▶ [Stated problem] Gather every line in the records below that contains the word "索姆河战役及日德兰海战的概况".

▶ [Records provided]
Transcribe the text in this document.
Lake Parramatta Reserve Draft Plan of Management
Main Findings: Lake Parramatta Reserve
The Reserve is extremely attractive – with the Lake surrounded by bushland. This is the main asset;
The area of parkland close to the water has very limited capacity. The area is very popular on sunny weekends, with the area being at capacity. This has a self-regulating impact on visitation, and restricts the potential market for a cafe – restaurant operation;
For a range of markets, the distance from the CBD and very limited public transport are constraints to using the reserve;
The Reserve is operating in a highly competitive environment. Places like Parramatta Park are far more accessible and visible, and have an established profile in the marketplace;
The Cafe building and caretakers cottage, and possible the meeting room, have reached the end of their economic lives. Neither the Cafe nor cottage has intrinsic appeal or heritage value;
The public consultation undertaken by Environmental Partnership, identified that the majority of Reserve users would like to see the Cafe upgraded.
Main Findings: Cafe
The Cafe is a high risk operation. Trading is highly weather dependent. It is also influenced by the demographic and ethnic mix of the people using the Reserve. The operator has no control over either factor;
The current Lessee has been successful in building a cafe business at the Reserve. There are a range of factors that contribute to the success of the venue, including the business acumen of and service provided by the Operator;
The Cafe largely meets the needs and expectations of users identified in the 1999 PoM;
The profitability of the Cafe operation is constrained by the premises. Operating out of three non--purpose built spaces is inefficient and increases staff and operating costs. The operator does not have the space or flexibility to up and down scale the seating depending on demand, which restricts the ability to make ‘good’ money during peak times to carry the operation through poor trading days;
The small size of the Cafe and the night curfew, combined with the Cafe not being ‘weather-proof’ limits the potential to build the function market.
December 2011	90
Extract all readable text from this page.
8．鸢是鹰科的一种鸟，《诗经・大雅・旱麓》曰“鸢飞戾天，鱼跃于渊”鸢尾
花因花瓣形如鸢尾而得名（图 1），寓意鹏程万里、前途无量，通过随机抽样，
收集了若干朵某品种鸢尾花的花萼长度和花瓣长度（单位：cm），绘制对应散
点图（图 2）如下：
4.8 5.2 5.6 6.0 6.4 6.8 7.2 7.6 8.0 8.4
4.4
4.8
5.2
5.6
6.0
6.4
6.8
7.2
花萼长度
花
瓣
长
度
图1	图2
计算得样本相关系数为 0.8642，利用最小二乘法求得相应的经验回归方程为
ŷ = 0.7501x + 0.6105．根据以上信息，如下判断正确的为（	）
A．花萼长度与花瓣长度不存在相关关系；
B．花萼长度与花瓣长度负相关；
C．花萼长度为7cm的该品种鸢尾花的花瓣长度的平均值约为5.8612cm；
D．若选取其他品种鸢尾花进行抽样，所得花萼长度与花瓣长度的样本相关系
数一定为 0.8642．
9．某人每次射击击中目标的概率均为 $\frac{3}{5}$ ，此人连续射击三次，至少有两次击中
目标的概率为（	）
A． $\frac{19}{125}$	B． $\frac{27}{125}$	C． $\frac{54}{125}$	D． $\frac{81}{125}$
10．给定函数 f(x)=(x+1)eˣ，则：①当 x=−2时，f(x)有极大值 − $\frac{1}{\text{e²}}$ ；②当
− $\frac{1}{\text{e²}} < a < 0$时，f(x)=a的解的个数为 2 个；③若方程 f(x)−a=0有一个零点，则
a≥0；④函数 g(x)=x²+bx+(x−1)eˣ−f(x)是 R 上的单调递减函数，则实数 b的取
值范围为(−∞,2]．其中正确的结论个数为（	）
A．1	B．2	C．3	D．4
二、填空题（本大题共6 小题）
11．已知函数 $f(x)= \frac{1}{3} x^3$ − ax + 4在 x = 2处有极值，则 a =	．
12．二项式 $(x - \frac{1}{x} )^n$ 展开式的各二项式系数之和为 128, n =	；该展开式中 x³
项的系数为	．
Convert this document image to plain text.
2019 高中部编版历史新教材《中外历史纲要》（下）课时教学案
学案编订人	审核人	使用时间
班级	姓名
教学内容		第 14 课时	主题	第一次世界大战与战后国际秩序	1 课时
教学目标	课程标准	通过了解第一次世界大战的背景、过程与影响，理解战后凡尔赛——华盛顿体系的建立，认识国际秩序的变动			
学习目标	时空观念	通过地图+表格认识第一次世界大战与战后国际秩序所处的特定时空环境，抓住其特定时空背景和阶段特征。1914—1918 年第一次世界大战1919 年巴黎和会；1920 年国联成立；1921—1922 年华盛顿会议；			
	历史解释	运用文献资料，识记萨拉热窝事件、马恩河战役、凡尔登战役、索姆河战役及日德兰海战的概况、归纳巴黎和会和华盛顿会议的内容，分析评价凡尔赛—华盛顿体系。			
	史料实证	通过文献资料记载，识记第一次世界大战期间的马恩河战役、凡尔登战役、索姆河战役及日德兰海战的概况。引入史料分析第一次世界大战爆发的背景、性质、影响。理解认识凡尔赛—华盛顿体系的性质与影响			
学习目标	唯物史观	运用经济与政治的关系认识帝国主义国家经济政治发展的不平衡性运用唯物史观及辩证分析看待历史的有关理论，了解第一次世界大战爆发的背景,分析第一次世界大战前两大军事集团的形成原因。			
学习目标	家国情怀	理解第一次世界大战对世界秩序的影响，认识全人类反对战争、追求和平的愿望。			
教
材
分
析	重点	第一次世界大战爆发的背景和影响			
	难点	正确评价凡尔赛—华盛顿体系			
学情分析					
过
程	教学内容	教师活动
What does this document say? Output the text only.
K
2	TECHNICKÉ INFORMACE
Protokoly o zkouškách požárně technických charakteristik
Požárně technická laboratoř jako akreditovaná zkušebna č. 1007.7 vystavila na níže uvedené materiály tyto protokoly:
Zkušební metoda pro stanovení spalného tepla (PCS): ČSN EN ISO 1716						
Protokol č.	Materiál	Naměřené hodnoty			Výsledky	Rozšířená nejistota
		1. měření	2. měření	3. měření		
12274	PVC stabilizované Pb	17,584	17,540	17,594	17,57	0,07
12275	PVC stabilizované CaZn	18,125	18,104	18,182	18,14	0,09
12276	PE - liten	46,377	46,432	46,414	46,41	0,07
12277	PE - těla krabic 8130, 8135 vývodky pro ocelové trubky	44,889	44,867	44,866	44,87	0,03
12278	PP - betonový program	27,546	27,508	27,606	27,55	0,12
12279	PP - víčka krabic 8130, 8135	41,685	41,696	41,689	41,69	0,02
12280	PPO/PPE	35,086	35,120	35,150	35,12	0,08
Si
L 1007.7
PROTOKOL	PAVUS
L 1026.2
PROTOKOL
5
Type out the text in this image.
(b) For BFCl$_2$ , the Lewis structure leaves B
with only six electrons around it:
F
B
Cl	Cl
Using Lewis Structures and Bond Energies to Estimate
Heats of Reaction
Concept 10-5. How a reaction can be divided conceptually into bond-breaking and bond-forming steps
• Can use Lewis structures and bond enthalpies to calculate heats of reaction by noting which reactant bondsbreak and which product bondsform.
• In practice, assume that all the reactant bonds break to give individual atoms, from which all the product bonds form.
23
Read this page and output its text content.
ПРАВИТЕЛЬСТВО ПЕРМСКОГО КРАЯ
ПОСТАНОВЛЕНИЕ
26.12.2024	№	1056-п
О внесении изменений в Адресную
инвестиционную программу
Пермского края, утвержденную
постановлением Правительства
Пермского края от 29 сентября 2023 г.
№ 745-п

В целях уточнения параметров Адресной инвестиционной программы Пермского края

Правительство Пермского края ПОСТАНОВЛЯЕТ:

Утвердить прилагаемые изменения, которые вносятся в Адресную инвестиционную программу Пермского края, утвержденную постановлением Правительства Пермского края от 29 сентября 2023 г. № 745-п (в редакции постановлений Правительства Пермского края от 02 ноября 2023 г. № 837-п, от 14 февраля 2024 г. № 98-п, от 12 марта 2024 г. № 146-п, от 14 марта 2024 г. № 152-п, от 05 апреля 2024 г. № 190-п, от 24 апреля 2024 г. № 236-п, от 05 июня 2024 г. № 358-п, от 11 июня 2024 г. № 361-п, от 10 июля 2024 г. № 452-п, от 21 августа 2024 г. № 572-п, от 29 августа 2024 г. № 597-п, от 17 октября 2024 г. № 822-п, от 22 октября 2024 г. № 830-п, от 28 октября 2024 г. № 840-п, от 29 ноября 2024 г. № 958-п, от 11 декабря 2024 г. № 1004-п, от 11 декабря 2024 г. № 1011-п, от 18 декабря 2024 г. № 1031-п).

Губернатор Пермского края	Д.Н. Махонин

▶ [The completed task]
	历史解释	运用文献资料，识记萨拉热窝事件、马恩河战役、凡尔登战役、索姆河战役及日德兰海战的概况、归纳巴黎和会和华盛顿会议的内容，分析评价凡尔赛—华盛顿体系。			
	史料实证	通过文献资料记载，识记第一次世界大战期间的马恩河战役、凡尔登战役、索姆河战役及日德兰海战的概况。引入史料分析第一次世界大战爆发的背景、性质、影响。理解认识凡尔赛—华盛顿体系的性质与影响			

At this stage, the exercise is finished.